> Exercise task
Using the entries that follow, collect the lines where the word "Jean" appears.

>> start Available records

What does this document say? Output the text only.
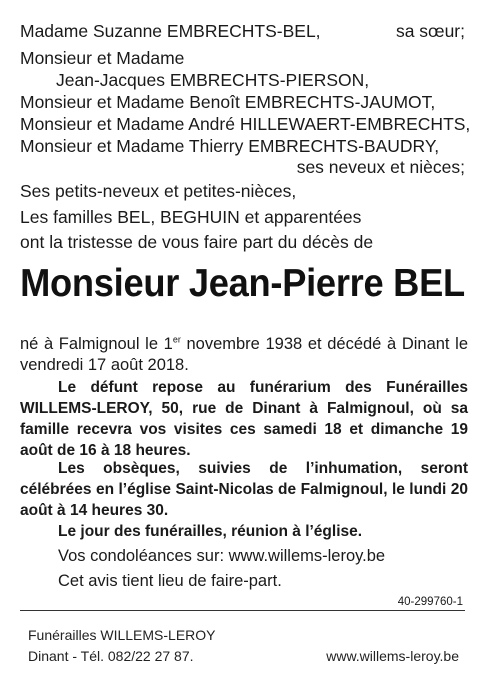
Madame Suzanne EMBRECHTS-BEL,	sa sœur;
Monsieur et Madame
Jean-Jacques EMBRECHTS-PIERSON,
Monsieur et Madame Benoît EMBRECHTS-JAUMOT,
Monsieur et Madame André HILLEWAERT-EMBRECHTS,
Monsieur et Madame Thierry EMBRECHTS-BAUDRY,
ses neveux et nièces;
Ses petits-neveux et petites-nièces,
Les familles BEL, BEGHUIN et apparentées
ont la tristesse de vous faire part du décès de
Monsieur Jean-Pierre BEL
né à Falmignoul le 1er novembre 1938 et décédé à Dinant le vendredi 17 août 2018.
Le défunt repose au funérarium des Funérailles WILLEMS-LEROY, 50, rue de Dinant à Falmignoul, où sa famille recevra vos visites ces samedi 18 et dimanche 19 août de 16 à 18 heures.
Les obsèques, suivies de l’inhumation, seront célébrées en l’église Saint-Nicolas de Falmignoul, le lundi 20 août à 14 heures 30.
Le jour des funérailles, réunion à l’église.
Vos condoléances sur: www.willems-leroy.be
Cet avis tient lieu de faire-part.
40-299760-1
Funérailles WILLEMS-LEROY
Dinant - Tél. 082/22 27 87.	www.willems-leroy.be
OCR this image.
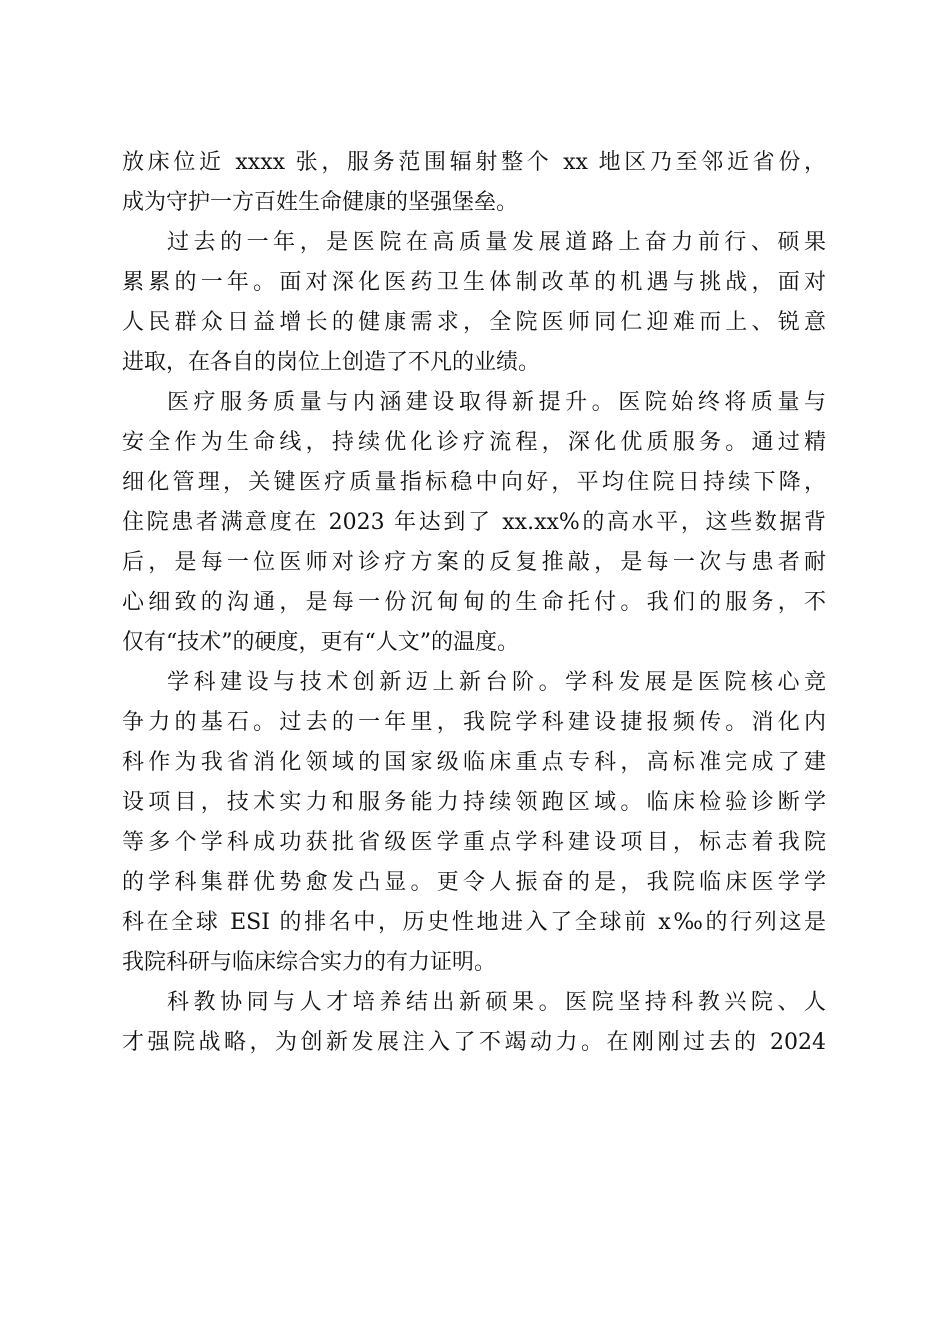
放床位近 xxxx 张，服务范围辐射整个 xx 地区乃至邻近省份，
成为守护一方百姓生命健康的坚强堡垒。
过去的一年，是医院在高质量发展道路上奋力前行、硕果
累累的一年。面对深化医药卫生体制改革的机遇与挑战，面对
人民群众日益增长的健康需求，全院医师同仁迎难而上、锐意
进取，在各自的岗位上创造了不凡的业绩。
医疗服务质量与内涵建设取得新提升。医院始终将质量与
安全作为生命线，持续优化诊疗流程，深化优质服务。通过精
细化管理，关键医疗质量指标稳中向好，平均住院日持续下降，
住院患者满意度在 2023 年达到了 xx.xx%的高水平，这些数据背
后，是每一位医师对诊疗方案的反复推敲，是每一次与患者耐
心细致的沟通，是每一份沉甸甸的生命托付。我们的服务，不
仅有“技术”的硬度，更有“人文”的温度。
学科建设与技术创新迈上新台阶。学科发展是医院核心竞
争力的基石。过去的一年里，我院学科建设捷报频传。消化内
科作为我省消化领域的国家级临床重点专科，高标准完成了建
设项目，技术实力和服务能力持续领跑区域。临床检验诊断学
等多个学科成功获批省级医学重点学科建设项目，标志着我院
的学科集群优势愈发凸显。更令人振奋的是，我院临床医学学
科在全球 ESI 的排名中，历史性地进入了全球前 x‰的行列这是
我院科研与临床综合实力的有力证明。
科教协同与人才培养结出新硕果。医院坚持科教兴院、人
才强院战略，为创新发展注入了不竭动力。在刚刚过去的 2024
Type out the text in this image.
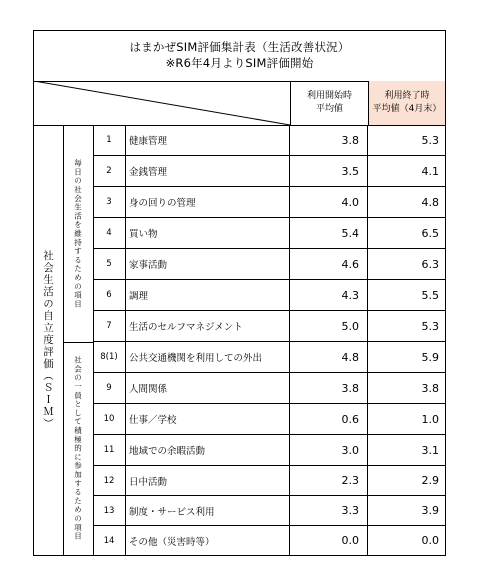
はまかぜSIM評価集計表（生活改善状況）
※R6年4月よりSIM評価開始
利用開始時
平均値
利用終了時
平均値（4月末）
社会生活の自立度評価（ＳＩＭ）
毎日の社会生活を維持するための項目
社会の一員として積極的に参加するための項目
1	健康管理	3.8	5.3
2	金銭管理	3.5	4.1
3	身の回りの管理	4.0	4.8
4	買い物	5.4	6.5
5	家事活動	4.6	6.3
6	調理	4.3	5.5
7	生活のセルフマネジメント	5.0	5.3
8(1)	公共交通機関を利用しての外出	4.8	5.9
9	人間関係	3.8	3.8
10	仕事／学校	0.6	1.0
11	地域での余暇活動	3.0	3.1
12	日中活動	2.3	2.9
13	制度・サービス利用	3.3	3.9
14	その他（災害時等）	0.0	0.0
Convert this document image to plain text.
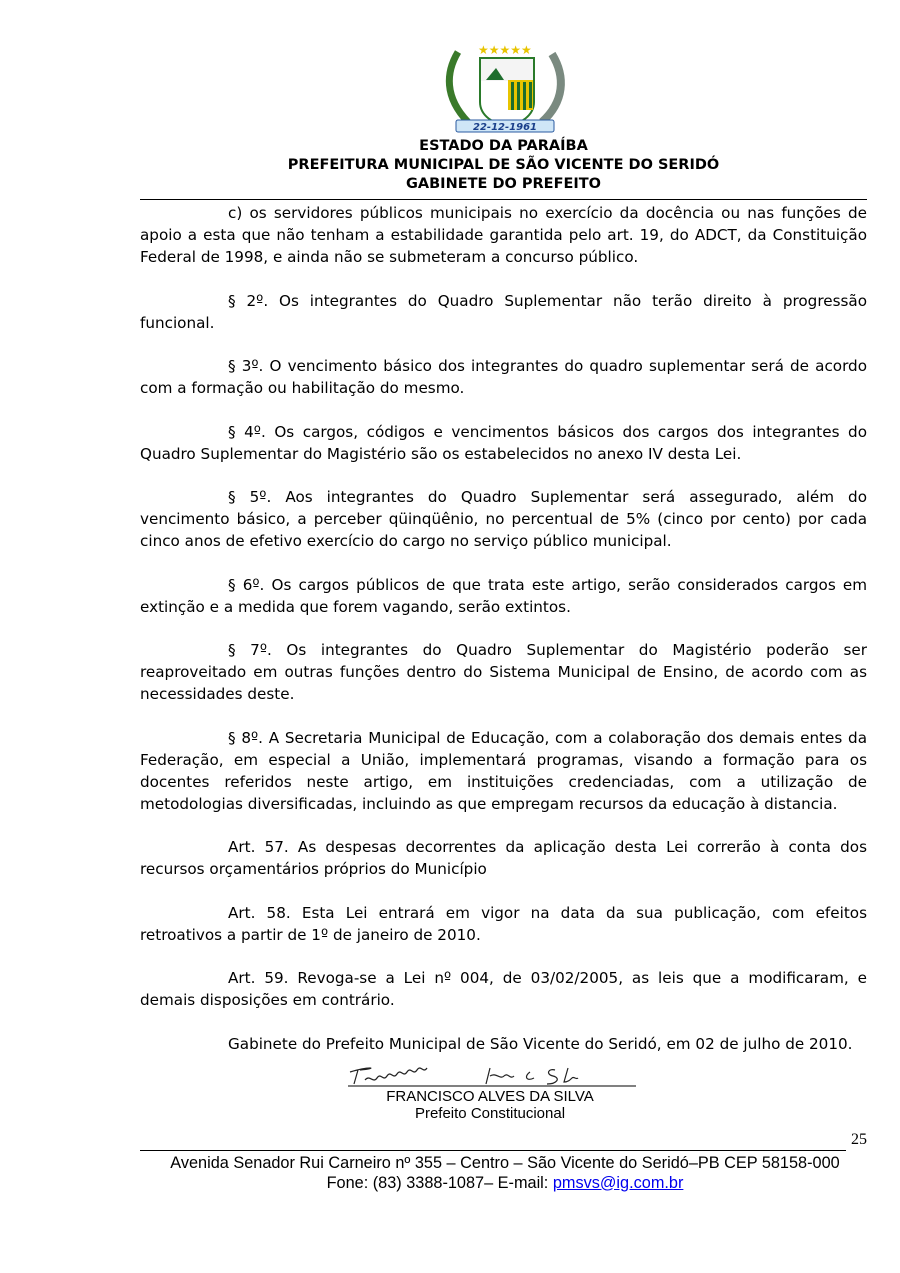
★★★★★
22-12-1961
ESTADO DA PARAÍBA
PREFEITURA MUNICIPAL DE SÃO VICENTE DO SERIDÓ
GABINETE DO PREFEITO

c) os servidores públicos municipais no exercício da docência ou nas funções de apoio a esta que não tenham a estabilidade garantida pelo art. 19, do ADCT, da Constituição Federal de 1998, e ainda não se submeteram a concurso público.

§ 2º. Os integrantes do Quadro Suplementar não terão direito à progressão funcional.

§ 3º. O vencimento básico dos integrantes do quadro suplementar será de acordo com a formação ou habilitação do mesmo.

§ 4º. Os cargos, códigos e vencimentos básicos dos cargos dos integrantes do Quadro Suplementar do Magistério são os estabelecidos no anexo IV desta Lei.

§ 5º. Aos integrantes do Quadro Suplementar será assegurado, além do vencimento básico, a perceber qüinqüênio, no percentual de 5% (cinco por cento) por cada cinco anos de efetivo exercício do cargo no serviço público municipal.

§ 6º. Os cargos públicos de que trata este artigo, serão considerados cargos em extinção e a medida que forem vagando, serão extintos.

§ 7º. Os integrantes do Quadro Suplementar do Magistério poderão ser reaproveitado em outras funções dentro do Sistema Municipal de Ensino, de acordo com as necessidades deste.

§ 8º. A Secretaria Municipal de Educação, com a colaboração dos demais entes da Federação, em especial a União, implementará programas, visando a formação para os docentes referidos neste artigo, em instituições credenciadas, com a utilização de metodologias diversificadas, incluindo as que empregam recursos da educação à distancia.

Art. 57. As despesas decorrentes da aplicação desta Lei correrão à conta dos recursos orçamentários próprios do Município

Art. 58. Esta Lei entrará em vigor na data da sua publicação, com efeitos retroativos a partir de 1º de janeiro de 2010.

Art. 59. Revoga-se a Lei nº 004, de 03/02/2005, as leis que a modificaram, e demais disposições em contrário.

Gabinete do Prefeito Municipal de São Vicente do Seridó, em 02 de julho de 2010.

FRANCISCO ALVES DA SILVA
Prefeito Constitucional
25
Avenida Senador Rui Carneiro nº 355 – Centro – São Vicente do Seridó–PB CEP 58158-000
Fone: (83) 3388-1087– E-mail: pmsvs@ig.com.br
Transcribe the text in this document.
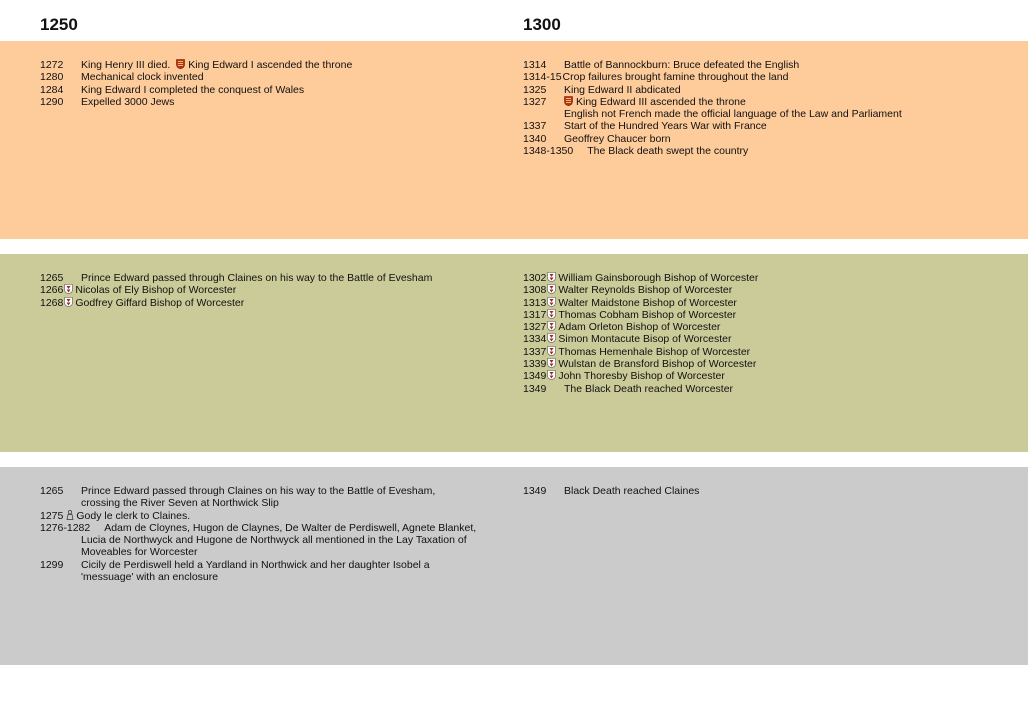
1250	1300
1272	King Henry III died. King Edward I ascended the throne
1280	Mechanical clock invented
1284	King Edward I completed the conquest of Wales
1290	Expelled 3000 Jews
1314	Battle of Bannockburn: Bruce defeated the English
1314-15 Crop failures brought famine throughout the land
1325	King Edward II abdicated
1327	King Edward III ascended the throne
English not French made the official language of the Law and Parliament
1337	Start of the Hundred Years War with France
1340	Geoffrey Chaucer born
1348-1350 The Black death swept the country
1265	Prince Edward passed through Claines on his way to the Battle of Evesham
1266 Nicolas of Ely Bishop of Worcester
1268 Godfrey Giffard Bishop of Worcester
1302 William Gainsborough Bishop of Worcester
1308 Walter Reynolds Bishop of Worcester
1313 Walter Maidstone Bishop of Worcester
1317 Thomas Cobham Bishop of Worcester
1327 Adam Orleton Bishop of Worcester
1334 Simon Montacute Bisop of Worcester
1337 Thomas Hemenhale Bishop of Worcester
1339 Wulstan de Bransford Bishop of Worcester
1349 John Thoresby Bishop of Worcester
1349	The Black Death reached Worcester
1265	Prince Edward passed through Claines on his way to the Battle of Evesham, crossing the River Seven at Northwick Slip
1275 Gody le clerk to Claines.
1276-1282 Adam de Cloynes, Hugon de Claynes, De Walter de Perdiswell, Agnete Blanket,
Lucia de Northwyck and Hugone de Northwyck all mentioned in the Lay Taxation of Moveables for Worcester
1299	Cicily de Perdiswell held a Yardland in Northwick and her daughter Isobel a 'messuage' with an enclosure
1349	Black Death reached Claines
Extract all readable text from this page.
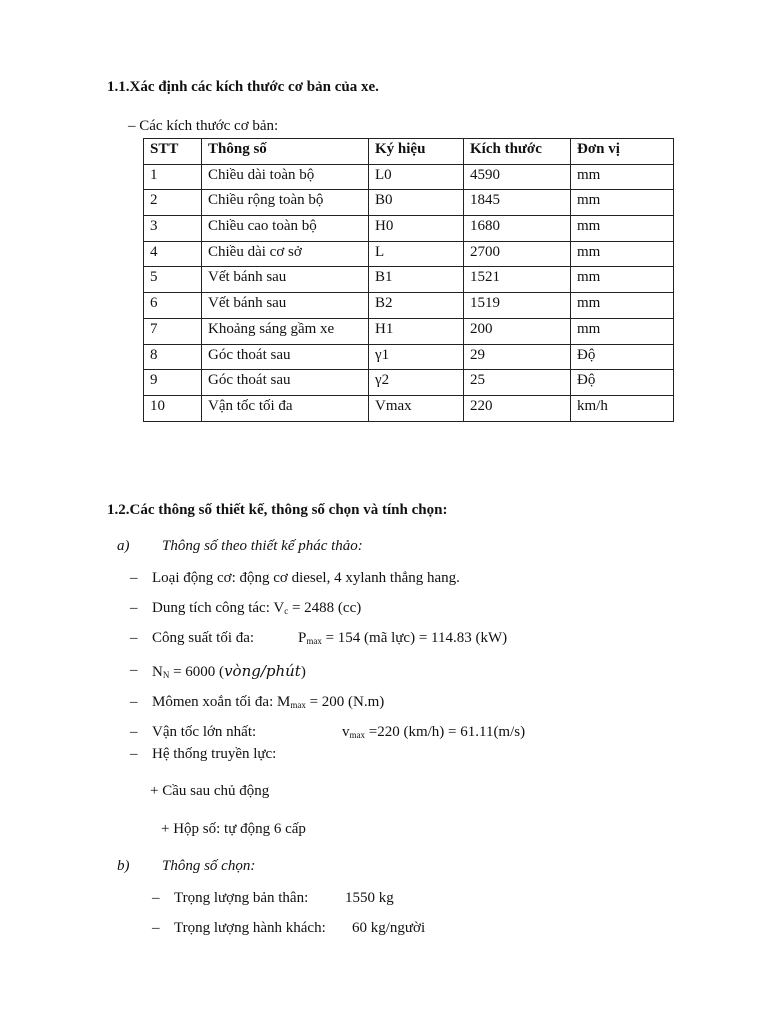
1.1.Xác định các kích thước cơ bản của xe.
– Các kích thước cơ bản:
STT	Thông số	Ký hiệu	Kích thước	Đơn vị
1	Chiều dài toàn bộ	L0	4590	mm
2	Chiều rộng toàn bộ	B0	1845	mm
3	Chiều cao toàn bộ	H0	1680	mm
4	Chiều dài cơ sở	L	2700	mm
5	Vết bánh sau	B1	1521	mm
6	Vết bánh sau	B2	1519	mm
7	Khoảng sáng gầm xe	H1	200	mm
8	Góc thoát sau	γ1	29	Độ
9	Góc thoát sau	γ2	25	Độ
10	Vận tốc tối đa	Vmax	220	km/h
1.2.Các thông số thiết kế, thông số chọn và tính chọn:
a) Thông số theo thiết kế phác thảo:
– Loại động cơ: động cơ diesel, 4 xylanh thẳng hang.
– Dung tích công tác: $V_c = 2488$ (cc)
– Công suất tối đa:	$P_{max} = 154$ (mã lực) = 114.83 (kW)
– $N_N = 6000$ (vòng/phút)
– Mômen xoắn tối đa: $M_{max} = 200$ (N.m)
– Vận tốc lớn nhất:	$v_{max} =220$ (km/h) = 61.11(m/s)
– Hệ thống truyền lực:
+ Cầu sau chủ động
+ Hộp số: tự động 6 cấp
b) Thông số chọn:
– Trọng lượng bản thân: 1550 kg
– Trọng lượng hành khách: 60 kg/người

>> end Available records

> Output for this exercise
Jean-Jacques EMBRECHTS-PIERSON,
Monsieur Jean-Pierre BEL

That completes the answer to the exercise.